-- Begin Records provided --

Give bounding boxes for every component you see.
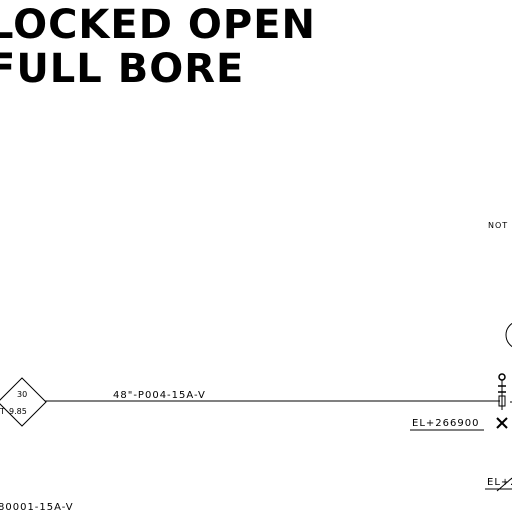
- tag-top-value: 30: [17, 390, 27, 399]
- balloon-circle: [505, 322, 512, 348]
- valve-symbol: [496, 373, 512, 429]
- note-full-bore: FULL BORE: [0, 46, 244, 92]
- elevation-label-2: EL+2: [487, 477, 512, 488]
- elevation-label-1: EL+266900: [412, 418, 479, 429]
- note-label: NOT: [488, 221, 508, 230]
- note-locked-open: LOCKED OPEN: [0, 2, 316, 48]
- pipe-tag-diamond: 30 9.85 T: [0, 377, 47, 427]
- tag-bottom-value: 9.85: [9, 407, 27, 416]
- leader-line: [496, 477, 512, 492]
- tag-left-partial: T: [0, 407, 5, 416]
- main-line-label: 48"-P004-15A-V: [113, 390, 206, 401]
- lower-line-label: 80001-15A-V: [0, 502, 74, 512]
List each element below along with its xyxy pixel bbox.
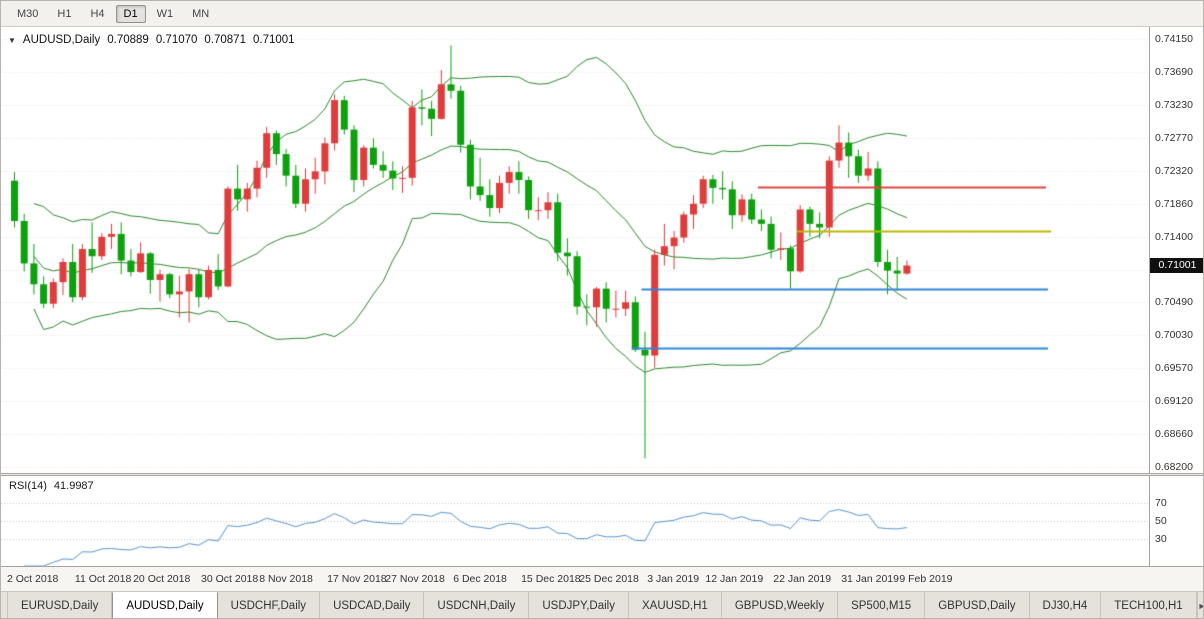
pane-splitter[interactable] bbox=[1, 473, 1203, 476]
timeframe-button-m30[interactable]: M30 bbox=[17, 7, 39, 20]
time-axis-label: 27 Nov 2018 bbox=[385, 573, 445, 585]
chart-title-symbol: AUDUSD,Daily bbox=[22, 34, 101, 46]
chart-tabs: EURUSD,Daily AUDUSD,Daily USDCHF,Daily USDC… bbox=[1, 592, 1203, 618]
tab-eurusd-daily[interactable]: EURUSD,Daily bbox=[7, 592, 113, 618]
tab-sp500-m15[interactable]: SP500,M15 bbox=[838, 592, 926, 618]
time-axis[interactable]: 2 Oct 2018 11 Oct 2018 20 Oct 2018 30 Oct 2… bbox=[1, 566, 1203, 592]
rsi-axis-label: 30 bbox=[1155, 533, 1167, 545]
tab-usdcad-daily[interactable]: USDCAD,Daily bbox=[320, 592, 425, 618]
rsi-axis-label: 70 bbox=[1155, 497, 1167, 509]
time-axis-label: 20 Oct 2018 bbox=[133, 573, 191, 585]
rsi-value: 41.9987 bbox=[53, 480, 94, 492]
chart-title-open: 0.70889 bbox=[107, 34, 149, 46]
time-axis-label: 17 Nov 2018 bbox=[327, 573, 387, 585]
rsi-axis-label: 50 bbox=[1155, 515, 1167, 527]
tab-gbpusd-daily[interactable]: GBPUSD,Daily bbox=[925, 592, 1030, 618]
timeframe-button-mn[interactable]: MN bbox=[192, 7, 210, 20]
timeframe-toolbar: M30 H1 H4 D1 W1 MN bbox=[1, 1, 1203, 27]
chart-marker-icon: ▼ bbox=[8, 35, 16, 45]
time-axis-label: 3 Jan 2019 bbox=[647, 573, 700, 585]
rsi-indicator-label: RSI(14) 41.9987 bbox=[9, 480, 94, 492]
tab-audusd-daily[interactable]: AUDUSD,Daily bbox=[112, 592, 218, 618]
timeframe-button-w1[interactable]: W1 bbox=[156, 7, 174, 20]
price-axis-label: 0.70490 bbox=[1155, 296, 1193, 309]
time-axis-label: 9 Feb 2019 bbox=[899, 573, 953, 585]
price-axis-label: 0.69570 bbox=[1155, 362, 1193, 375]
price-axis-label: 0.71860 bbox=[1155, 197, 1193, 210]
price-axis-label: 0.72770 bbox=[1155, 132, 1193, 145]
price-axis-label: 0.68660 bbox=[1155, 427, 1193, 440]
timeframe-button-h1[interactable]: H1 bbox=[57, 7, 72, 20]
time-axis-label: 12 Jan 2019 bbox=[705, 573, 764, 585]
tab-scroll-right-button[interactable]: ► bbox=[1196, 592, 1203, 618]
chart-title-low: 0.70871 bbox=[204, 34, 246, 46]
time-axis-label: 6 Dec 2018 bbox=[453, 573, 507, 585]
rsi-axis[interactable]: 70 50 30 bbox=[1149, 476, 1203, 566]
tab-tech100-h1[interactable]: TECH100,H1 bbox=[1101, 592, 1197, 618]
chart-title: ▼ AUDUSD,Daily 0.70889 0.71070 0.70871 0… bbox=[8, 34, 295, 46]
time-axis-label: 15 Dec 2018 bbox=[521, 573, 581, 585]
time-axis-label: 2 Oct 2018 bbox=[7, 573, 59, 585]
price-axis-label: 0.68200 bbox=[1155, 461, 1193, 473]
tab-gbpusd-weekly[interactable]: GBPUSD,Weekly bbox=[722, 592, 839, 618]
time-axis-label: 22 Jan 2019 bbox=[773, 573, 832, 585]
tab-usdchf-daily[interactable]: USDCHF,Daily bbox=[218, 592, 321, 618]
tab-dj30-h4[interactable]: DJ30,H4 bbox=[1030, 592, 1102, 618]
timeframe-button-d1[interactable]: D1 bbox=[115, 4, 146, 23]
time-axis-label: 30 Oct 2018 bbox=[201, 573, 259, 585]
tab-usdcnh-daily[interactable]: USDCNH,Daily bbox=[424, 592, 530, 618]
chart-window: ▼ AUDUSD,Daily 0.70889 0.71070 0.70871 0… bbox=[1, 27, 1203, 566]
chart-title-close: 0.71001 bbox=[252, 34, 295, 46]
time-axis-label: 11 Oct 2018 bbox=[74, 573, 132, 585]
timeframe-button-h4[interactable]: H4 bbox=[90, 7, 105, 20]
time-axis-label: 31 Jan 2019 bbox=[841, 573, 899, 585]
rsi-chart-canvas[interactable] bbox=[1, 476, 1149, 566]
time-axis-label: 8 Nov 2018 bbox=[259, 573, 313, 585]
price-axis-label: 0.69120 bbox=[1155, 394, 1193, 407]
price-axis-label: 0.71400 bbox=[1155, 230, 1193, 243]
price-axis-label: 0.74150 bbox=[1155, 33, 1193, 45]
price-axis-label: 0.73230 bbox=[1155, 99, 1193, 112]
chart-title-high: 0.71070 bbox=[155, 34, 198, 46]
price-chart-canvas[interactable] bbox=[1, 27, 1149, 473]
rsi-name: RSI(14) bbox=[9, 480, 47, 492]
time-axis-label: 25 Dec 2018 bbox=[579, 573, 639, 585]
price-axis-label: 0.70030 bbox=[1155, 329, 1193, 342]
current-price-badge: 0.71001 bbox=[1150, 258, 1203, 274]
price-axis[interactable]: 0.74150 0.73690 0.73230 0.72770 0.72320 0.718… bbox=[1149, 27, 1203, 473]
price-axis-label: 0.72320 bbox=[1155, 164, 1193, 177]
price-axis-label: 0.73690 bbox=[1155, 66, 1193, 79]
tab-usdjpy-daily[interactable]: USDJPY,Daily bbox=[529, 592, 629, 618]
tab-xauusd-h1[interactable]: XAUUSD,H1 bbox=[629, 592, 722, 618]
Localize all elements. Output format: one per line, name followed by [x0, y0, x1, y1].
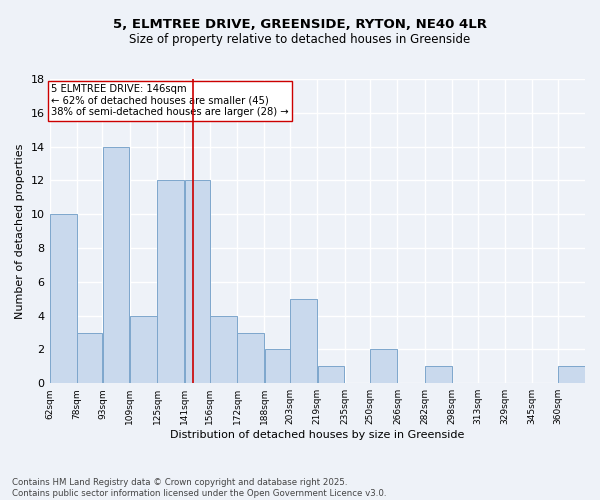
Bar [210, 316, 237, 383]
Bar [370, 350, 397, 383]
Bar [317, 366, 344, 383]
Text: Size of property relative to detached houses in Greenside: Size of property relative to detached ho… [130, 32, 470, 46]
Text: Contains HM Land Registry data © Crown copyright and database right 2025.
Contai: Contains HM Land Registry data © Crown c… [12, 478, 386, 498]
Text: 5, ELMTREE DRIVE, GREENSIDE, RYTON, NE40 4LR: 5, ELMTREE DRIVE, GREENSIDE, RYTON, NE40… [113, 18, 487, 30]
Bar [77, 332, 102, 383]
Bar [130, 316, 157, 383]
X-axis label: Distribution of detached houses by size in Greenside: Distribution of detached houses by size … [170, 430, 464, 440]
Y-axis label: Number of detached properties: Number of detached properties [15, 144, 25, 319]
Bar [103, 146, 130, 383]
Bar [50, 214, 77, 383]
Bar [265, 350, 290, 383]
Bar [558, 366, 585, 383]
Bar [185, 180, 209, 383]
Bar [238, 332, 264, 383]
Text: 5 ELMTREE DRIVE: 146sqm
← 62% of detached houses are smaller (45)
38% of semi-de: 5 ELMTREE DRIVE: 146sqm ← 62% of detache… [51, 84, 289, 117]
Bar [157, 180, 184, 383]
Bar [290, 298, 317, 383]
Bar [425, 366, 452, 383]
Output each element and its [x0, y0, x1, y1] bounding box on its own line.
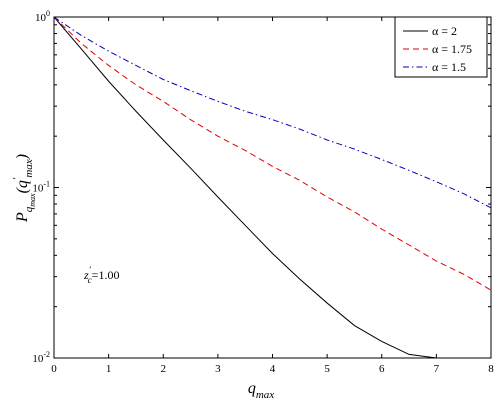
y-axis-label-subsub: max — [28, 193, 37, 207]
svg-text:Pqmax(q′max): Pqmax(q′max) — [11, 154, 37, 223]
x-tick-label-6: 6 — [379, 363, 385, 375]
annotation-value: =1.00 — [92, 268, 120, 282]
x-axis-label: qmax — [248, 380, 274, 401]
x-axis-label-main: q — [248, 380, 256, 397]
x-axis-label-sub: max — [256, 389, 274, 401]
x-tick-label-8: 8 — [488, 363, 494, 375]
annotation-prime: ′ — [89, 265, 92, 275]
x-tick-label-5: 5 — [324, 363, 330, 375]
series-line-1 — [53, 16, 492, 291]
x-tick-label-0: 0 — [51, 363, 57, 375]
x-tick-label-2: 2 — [161, 363, 167, 375]
annotation-zc: z′ c=1.00 — [83, 265, 119, 285]
y-axis-label-sub: q — [23, 206, 35, 212]
legend-label-2: α = 1.5 — [432, 60, 466, 74]
y-axis-label-arg-sub: max — [23, 159, 35, 177]
series-line-0 — [53, 16, 437, 359]
y-axis-label-arg-open: (q — [14, 180, 31, 193]
legend-label-0: α = 2 — [432, 24, 457, 38]
legend-label-1: α = 1.75 — [432, 42, 472, 56]
y-tick-label-2: 100 — [35, 9, 50, 24]
y-tick-label-1: 10-1 — [32, 180, 50, 195]
axis-ticks: 0 1 2 3 4 5 6 7 8 10-2 10-1 100 — [32, 9, 494, 375]
y-axis-label: Pqmax(q′max) — [11, 154, 37, 223]
x-tick-label-3: 3 — [215, 363, 221, 375]
y-axis-label-main: P — [14, 212, 31, 223]
x-tick-label-7: 7 — [434, 363, 440, 375]
annotation-sub: c — [88, 275, 92, 285]
y-axis-label-arg-close: ) — [14, 154, 31, 160]
y-tick-label-0: 10-2 — [32, 350, 50, 365]
y-axis-label-arg-prime: ′ — [11, 177, 23, 180]
legend: α = 2 α = 1.75 α = 1.5 — [394, 16, 488, 78]
legend-box — [394, 16, 488, 78]
x-tick-label-1: 1 — [106, 363, 112, 375]
plot-area — [53, 16, 492, 359]
series-line-2 — [53, 16, 492, 209]
x-tick-label-4: 4 — [270, 363, 276, 375]
annotation-main: z — [83, 268, 89, 282]
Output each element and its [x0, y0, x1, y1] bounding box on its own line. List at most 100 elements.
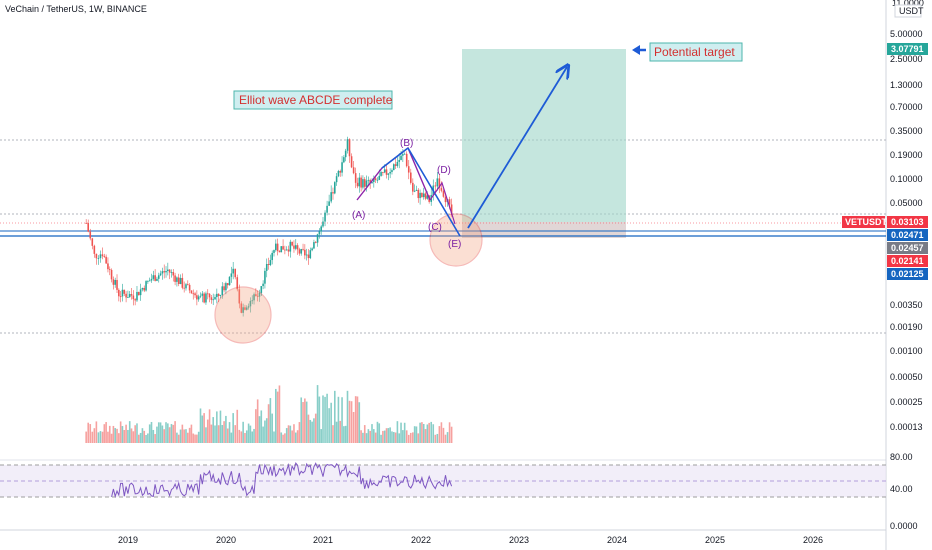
level-badge-3[interactable] [887, 255, 928, 267]
target-price-badge[interactable] [887, 43, 928, 55]
candle[interactable] [188, 284, 191, 291]
candle[interactable] [143, 287, 146, 291]
candle[interactable] [256, 295, 259, 297]
candle[interactable] [296, 245, 299, 250]
candle[interactable] [362, 179, 364, 188]
candle[interactable] [210, 297, 213, 300]
candle[interactable] [123, 289, 126, 294]
candle[interactable] [344, 150, 347, 158]
candle[interactable] [150, 278, 153, 281]
candle[interactable] [201, 293, 204, 296]
candle[interactable] [293, 245, 295, 249]
candle[interactable] [409, 172, 412, 183]
price-axis[interactable]: 11.0000 USDT 5.00000 2.50000 1.30000 0.7… [890, 0, 924, 531]
target-label-box[interactable] [649, 42, 743, 62]
candle[interactable] [242, 307, 244, 313]
candle[interactable] [179, 277, 182, 284]
candle[interactable] [139, 289, 142, 296]
level-badge-1[interactable] [887, 229, 928, 241]
candle[interactable] [219, 295, 222, 296]
candle[interactable] [300, 248, 303, 254]
candle[interactable] [107, 263, 109, 270]
candle[interactable] [402, 154, 404, 156]
candle[interactable] [147, 280, 149, 282]
candle[interactable] [436, 178, 439, 187]
candle[interactable] [337, 170, 340, 177]
price-badge[interactable] [887, 216, 928, 228]
candle[interactable] [205, 293, 207, 303]
candle[interactable] [132, 295, 135, 300]
candle[interactable] [339, 170, 342, 173]
candle[interactable] [352, 167, 355, 174]
candle[interactable] [358, 177, 361, 187]
candle[interactable] [294, 245, 297, 249]
candle[interactable] [172, 272, 175, 276]
candle[interactable] [424, 193, 427, 199]
candle[interactable] [287, 249, 290, 252]
level-badge-2[interactable] [887, 242, 928, 254]
candle[interactable] [192, 293, 195, 295]
candle[interactable] [130, 294, 133, 296]
candle[interactable] [105, 256, 107, 264]
candle[interactable] [157, 275, 160, 279]
candle[interactable] [326, 205, 328, 213]
candle[interactable] [363, 179, 366, 187]
candle[interactable] [369, 179, 371, 184]
candle[interactable] [208, 293, 211, 298]
candle[interactable] [322, 221, 324, 227]
candle[interactable] [275, 243, 277, 251]
candle[interactable] [199, 295, 202, 297]
candle[interactable] [203, 293, 205, 303]
candle[interactable] [271, 252, 273, 261]
candle[interactable] [121, 289, 124, 297]
elliott-label-box[interactable] [233, 90, 393, 110]
candle[interactable] [234, 268, 237, 278]
candle[interactable] [148, 280, 151, 282]
candle[interactable] [328, 201, 330, 206]
candle[interactable] [426, 195, 429, 199]
candle[interactable] [101, 254, 104, 257]
candle[interactable] [348, 139, 351, 157]
candle[interactable] [108, 269, 111, 270]
candle[interactable] [196, 295, 198, 300]
candle[interactable] [134, 299, 136, 301]
candle[interactable] [152, 275, 155, 279]
candle[interactable] [225, 283, 227, 291]
candle[interactable] [412, 182, 414, 192]
price-pane[interactable] [0, 0, 886, 530]
candle[interactable] [278, 250, 281, 253]
candle[interactable] [413, 190, 416, 192]
candle[interactable] [440, 187, 443, 191]
candle[interactable] [332, 192, 334, 194]
candle[interactable] [391, 170, 393, 172]
candle[interactable] [217, 293, 220, 296]
candle[interactable] [422, 193, 425, 198]
candle[interactable] [127, 297, 129, 298]
candle[interactable] [185, 284, 187, 289]
candle[interactable] [87, 223, 90, 232]
candle[interactable] [307, 254, 310, 259]
candle[interactable] [236, 277, 239, 290]
candle[interactable] [316, 234, 319, 243]
candle[interactable] [267, 264, 270, 266]
candle[interactable] [341, 162, 343, 173]
candle[interactable] [206, 293, 209, 295]
candle[interactable] [89, 231, 92, 239]
candle[interactable] [302, 248, 304, 250]
candle[interactable] [212, 299, 215, 301]
candle[interactable] [183, 287, 185, 289]
candle[interactable] [398, 159, 401, 162]
candle[interactable] [407, 166, 410, 173]
candle[interactable] [99, 254, 102, 259]
candle[interactable] [168, 269, 171, 273]
candle[interactable] [383, 169, 386, 173]
candle[interactable] [228, 276, 231, 286]
candle[interactable] [354, 173, 357, 183]
candle[interactable] [119, 296, 122, 298]
candle[interactable] [85, 222, 87, 224]
candle[interactable] [167, 269, 169, 272]
candle[interactable] [389, 171, 391, 174]
candle[interactable] [118, 289, 120, 297]
candle[interactable] [333, 182, 336, 194]
candle[interactable] [177, 277, 180, 284]
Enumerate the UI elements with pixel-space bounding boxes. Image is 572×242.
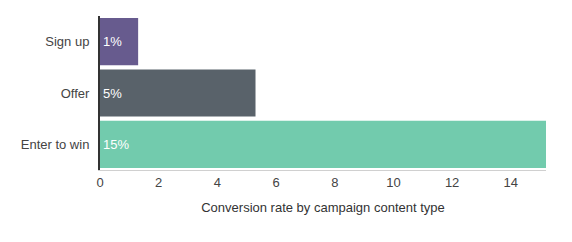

-- End Records provided --

Your instructions:
Return, unchanged, the lines of the listing from the one containing "y-axis-label-subsub: max — [28, 193, 37, 207]" through the one containing "annotation-prime: ′ — [89, 265, 92, 275]", including both of those lines.

Task response:
y-axis-label-subsub: max — [28, 193, 37, 207]
svg-text:Pqmax(q′max): Pqmax(q′max) — [11, 154, 37, 223]
x-tick-label-6: 6 — [379, 363, 385, 375]
annotation-value: =1.00 — [92, 268, 120, 282]
x-axis-label: qmax — [248, 380, 274, 401]
x-axis-label-main: q — [248, 380, 256, 397]
x-axis-label-sub: max — [256, 389, 274, 401]
x-tick-label-8: 8 — [488, 363, 494, 375]
annotation-prime: ′ — [89, 265, 92, 275]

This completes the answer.